[Start of TASK MATERIAL]

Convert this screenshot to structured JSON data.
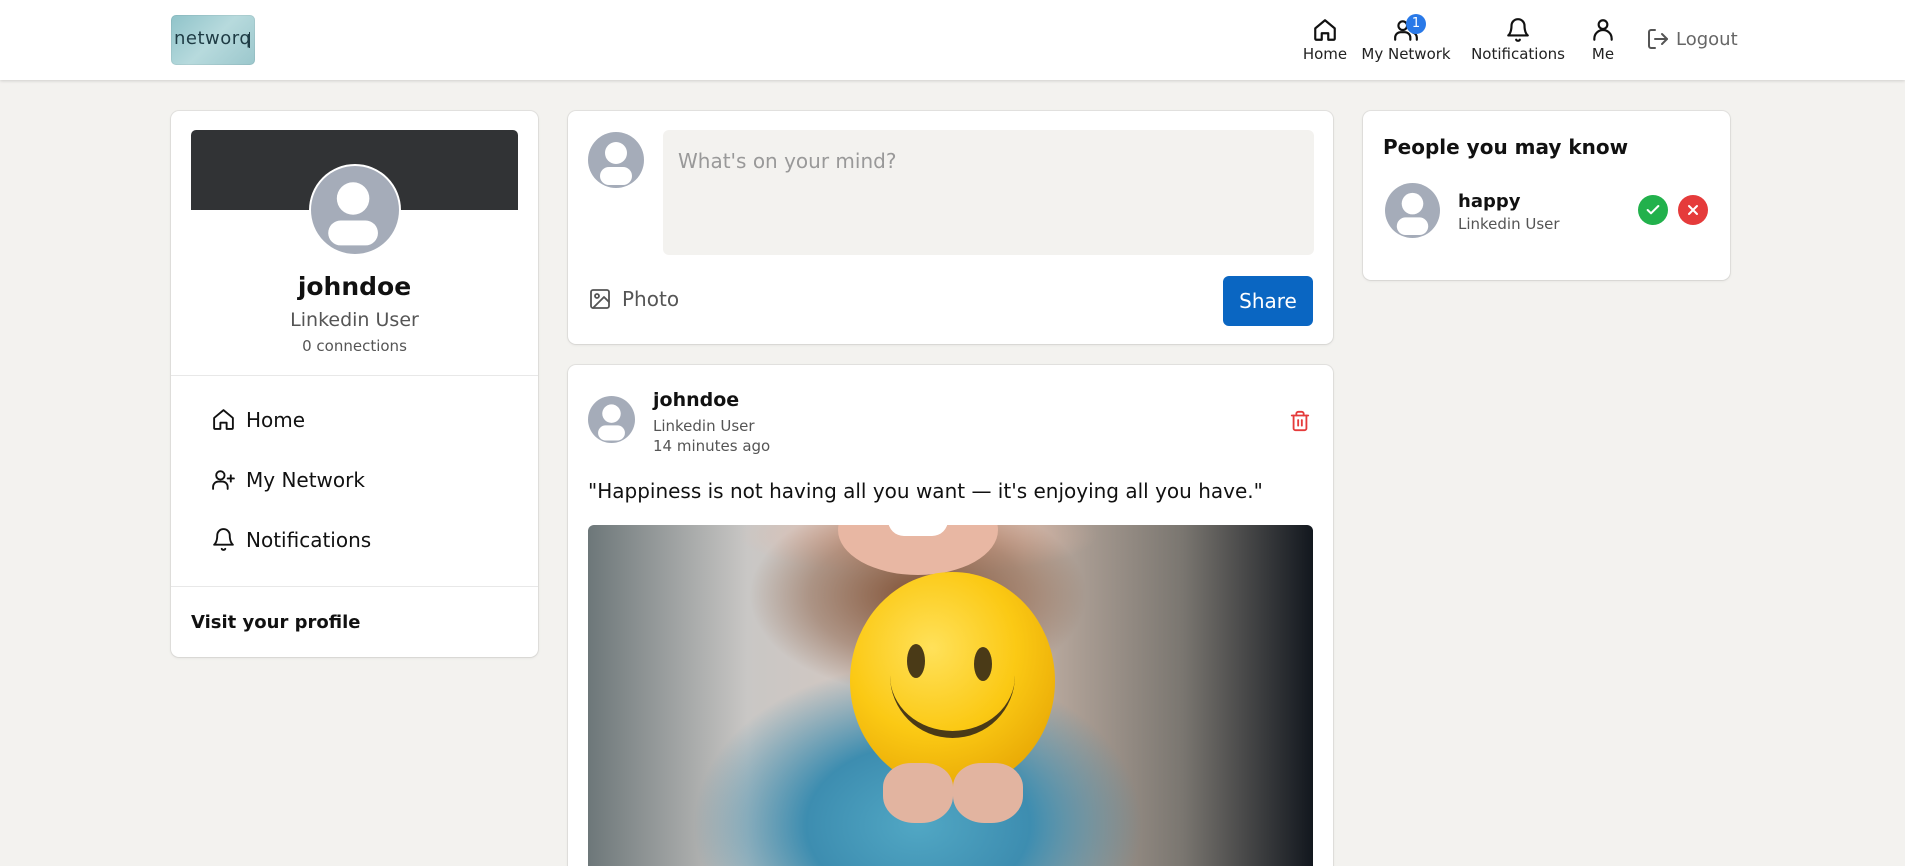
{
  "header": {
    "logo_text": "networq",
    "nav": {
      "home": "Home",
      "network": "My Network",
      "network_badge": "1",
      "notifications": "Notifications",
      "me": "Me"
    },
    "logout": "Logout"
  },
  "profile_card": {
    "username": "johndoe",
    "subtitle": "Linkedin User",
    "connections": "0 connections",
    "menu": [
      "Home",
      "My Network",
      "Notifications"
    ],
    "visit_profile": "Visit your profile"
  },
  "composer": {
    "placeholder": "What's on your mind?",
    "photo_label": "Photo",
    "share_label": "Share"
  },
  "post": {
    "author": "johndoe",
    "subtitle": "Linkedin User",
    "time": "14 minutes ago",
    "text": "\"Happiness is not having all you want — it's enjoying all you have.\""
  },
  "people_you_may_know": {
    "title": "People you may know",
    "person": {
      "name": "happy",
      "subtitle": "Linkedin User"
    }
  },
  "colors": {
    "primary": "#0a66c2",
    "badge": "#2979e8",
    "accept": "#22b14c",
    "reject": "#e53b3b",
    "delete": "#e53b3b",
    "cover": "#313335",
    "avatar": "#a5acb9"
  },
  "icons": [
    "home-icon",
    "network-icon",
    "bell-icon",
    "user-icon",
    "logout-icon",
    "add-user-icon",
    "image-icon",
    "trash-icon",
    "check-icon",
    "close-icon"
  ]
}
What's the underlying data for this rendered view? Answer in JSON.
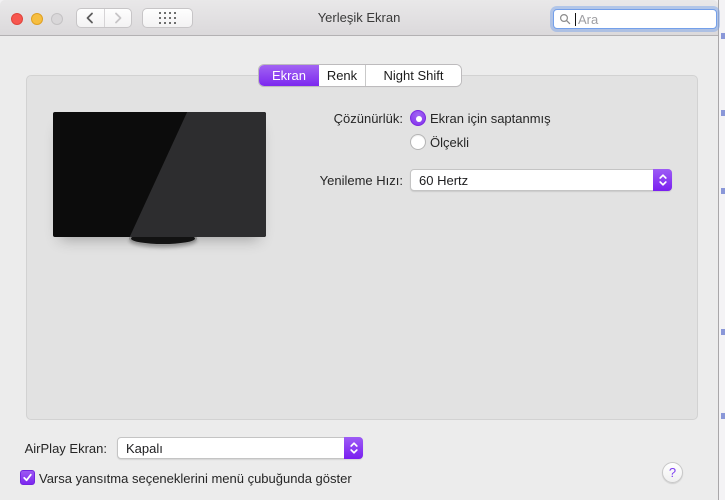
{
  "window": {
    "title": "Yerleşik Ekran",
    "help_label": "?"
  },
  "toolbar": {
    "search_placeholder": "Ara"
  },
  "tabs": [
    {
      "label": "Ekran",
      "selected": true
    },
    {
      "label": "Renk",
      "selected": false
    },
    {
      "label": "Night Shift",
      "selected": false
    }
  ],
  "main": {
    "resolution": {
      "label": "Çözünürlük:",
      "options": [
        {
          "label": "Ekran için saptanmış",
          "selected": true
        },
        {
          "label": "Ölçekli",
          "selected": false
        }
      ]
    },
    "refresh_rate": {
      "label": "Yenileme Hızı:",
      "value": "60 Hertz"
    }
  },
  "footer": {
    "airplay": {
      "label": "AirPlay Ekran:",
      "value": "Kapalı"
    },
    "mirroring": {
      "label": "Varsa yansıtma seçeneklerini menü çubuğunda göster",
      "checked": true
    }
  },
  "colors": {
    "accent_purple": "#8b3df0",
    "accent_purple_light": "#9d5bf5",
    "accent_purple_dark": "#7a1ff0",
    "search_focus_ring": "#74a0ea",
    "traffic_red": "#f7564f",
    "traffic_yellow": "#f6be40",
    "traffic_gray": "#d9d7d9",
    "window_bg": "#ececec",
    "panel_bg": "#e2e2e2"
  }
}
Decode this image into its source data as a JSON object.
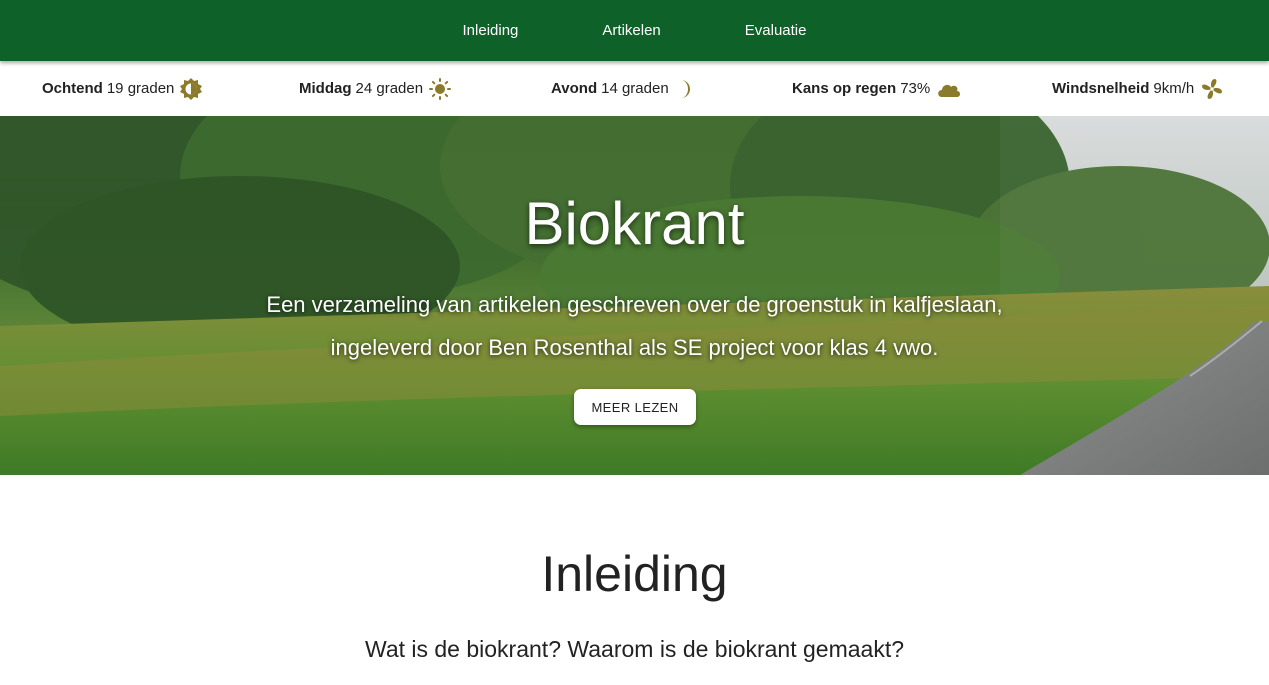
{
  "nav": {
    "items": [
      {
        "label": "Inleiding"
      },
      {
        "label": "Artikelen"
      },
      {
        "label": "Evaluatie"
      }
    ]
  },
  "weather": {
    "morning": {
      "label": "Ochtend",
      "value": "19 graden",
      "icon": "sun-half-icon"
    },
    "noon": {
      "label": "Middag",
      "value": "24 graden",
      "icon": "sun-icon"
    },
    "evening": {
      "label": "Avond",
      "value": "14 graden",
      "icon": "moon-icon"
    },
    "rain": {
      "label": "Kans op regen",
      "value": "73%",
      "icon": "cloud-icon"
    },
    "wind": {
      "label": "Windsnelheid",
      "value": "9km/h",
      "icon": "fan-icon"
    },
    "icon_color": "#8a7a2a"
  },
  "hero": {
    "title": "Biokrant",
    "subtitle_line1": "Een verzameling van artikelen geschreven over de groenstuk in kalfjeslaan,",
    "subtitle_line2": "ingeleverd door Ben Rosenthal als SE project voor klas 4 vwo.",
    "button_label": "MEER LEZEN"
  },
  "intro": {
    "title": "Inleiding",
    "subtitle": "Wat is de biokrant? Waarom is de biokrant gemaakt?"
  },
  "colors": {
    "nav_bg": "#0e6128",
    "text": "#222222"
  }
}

[End of TASK MATERIAL]

SHORT PROBLEM
Write out the entries above verbatim; the pictures do not belong in your copy.

REPLY TO THE EXERCISE
Convert this screenshot to structured JSON data.
{
  "header": {
    "logo_text": "networq",
    "nav": {
      "home": "Home",
      "network": "My Network",
      "network_badge": "1",
      "notifications": "Notifications",
      "me": "Me"
    },
    "logout": "Logout"
  },
  "profile_card": {
    "username": "johndoe",
    "subtitle": "Linkedin User",
    "connections": "0 connections",
    "menu": [
      "Home",
      "My Network",
      "Notifications"
    ],
    "visit_profile": "Visit your profile"
  },
  "composer": {
    "placeholder": "What's on your mind?",
    "photo_label": "Photo",
    "share_label": "Share"
  },
  "post": {
    "author": "johndoe",
    "subtitle": "Linkedin User",
    "time": "14 minutes ago",
    "text": "\"Happiness is not having all you want — it's enjoying all you have.\""
  },
  "people_you_may_know": {
    "title": "People you may know",
    "person": {
      "name": "happy",
      "subtitle": "Linkedin User"
    }
  },
  "colors": {
    "primary": "#0a66c2",
    "badge": "#2979e8",
    "accept": "#22b14c",
    "reject": "#e53b3b",
    "delete": "#e53b3b",
    "cover": "#313335",
    "avatar": "#a5acb9"
  },
  "icons": [
    "home-icon",
    "network-icon",
    "bell-icon",
    "user-icon",
    "logout-icon",
    "add-user-icon",
    "image-icon",
    "trash-icon",
    "check-icon",
    "close-icon"
  ]
}
What's the underlying data for this rendered view? Answer in JSON.
{
  "window": {
    "title": "Yerleşik Ekran",
    "help_label": "?"
  },
  "toolbar": {
    "search_placeholder": "Ara"
  },
  "tabs": [
    {
      "label": "Ekran",
      "selected": true
    },
    {
      "label": "Renk",
      "selected": false
    },
    {
      "label": "Night Shift",
      "selected": false
    }
  ],
  "main": {
    "resolution": {
      "label": "Çözünürlük:",
      "options": [
        {
          "label": "Ekran için saptanmış",
          "selected": true
        },
        {
          "label": "Ölçekli",
          "selected": false
        }
      ]
    },
    "refresh_rate": {
      "label": "Yenileme Hızı:",
      "value": "60 Hertz"
    }
  },
  "footer": {
    "airplay": {
      "label": "AirPlay Ekran:",
      "value": "Kapalı"
    },
    "mirroring": {
      "label": "Varsa yansıtma seçeneklerini menü çubuğunda göster",
      "checked": true
    }
  },
  "colors": {
    "accent_purple": "#8b3df0",
    "accent_purple_light": "#9d5bf5",
    "accent_purple_dark": "#7a1ff0",
    "search_focus_ring": "#74a0ea",
    "traffic_red": "#f7564f",
    "traffic_yellow": "#f6be40",
    "traffic_gray": "#d9d7d9",
    "window_bg": "#ececec",
    "panel_bg": "#e2e2e2"
  }
}
Decode this image into its source data as a JSON object.
{
  "nav": {
    "items": [
      {
        "label": "Inleiding"
      },
      {
        "label": "Artikelen"
      },
      {
        "label": "Evaluatie"
      }
    ]
  },
  "weather": {
    "morning": {
      "label": "Ochtend",
      "value": "19 graden",
      "icon": "sun-half-icon"
    },
    "noon": {
      "label": "Middag",
      "value": "24 graden",
      "icon": "sun-icon"
    },
    "evening": {
      "label": "Avond",
      "value": "14 graden",
      "icon": "moon-icon"
    },
    "rain": {
      "label": "Kans op regen",
      "value": "73%",
      "icon": "cloud-icon"
    },
    "wind": {
      "label": "Windsnelheid",
      "value": "9km/h",
      "icon": "fan-icon"
    },
    "icon_color": "#8a7a2a"
  },
  "hero": {
    "title": "Biokrant",
    "subtitle_line1": "Een verzameling van artikelen geschreven over de groenstuk in kalfjeslaan,",
    "subtitle_line2": "ingeleverd door Ben Rosenthal als SE project voor klas 4 vwo.",
    "button_label": "MEER LEZEN"
  },
  "intro": {
    "title": "Inleiding",
    "subtitle": "Wat is de biokrant? Waarom is de biokrant gemaakt?"
  },
  "colors": {
    "nav_bg": "#0e6128",
    "text": "#222222"
  }
}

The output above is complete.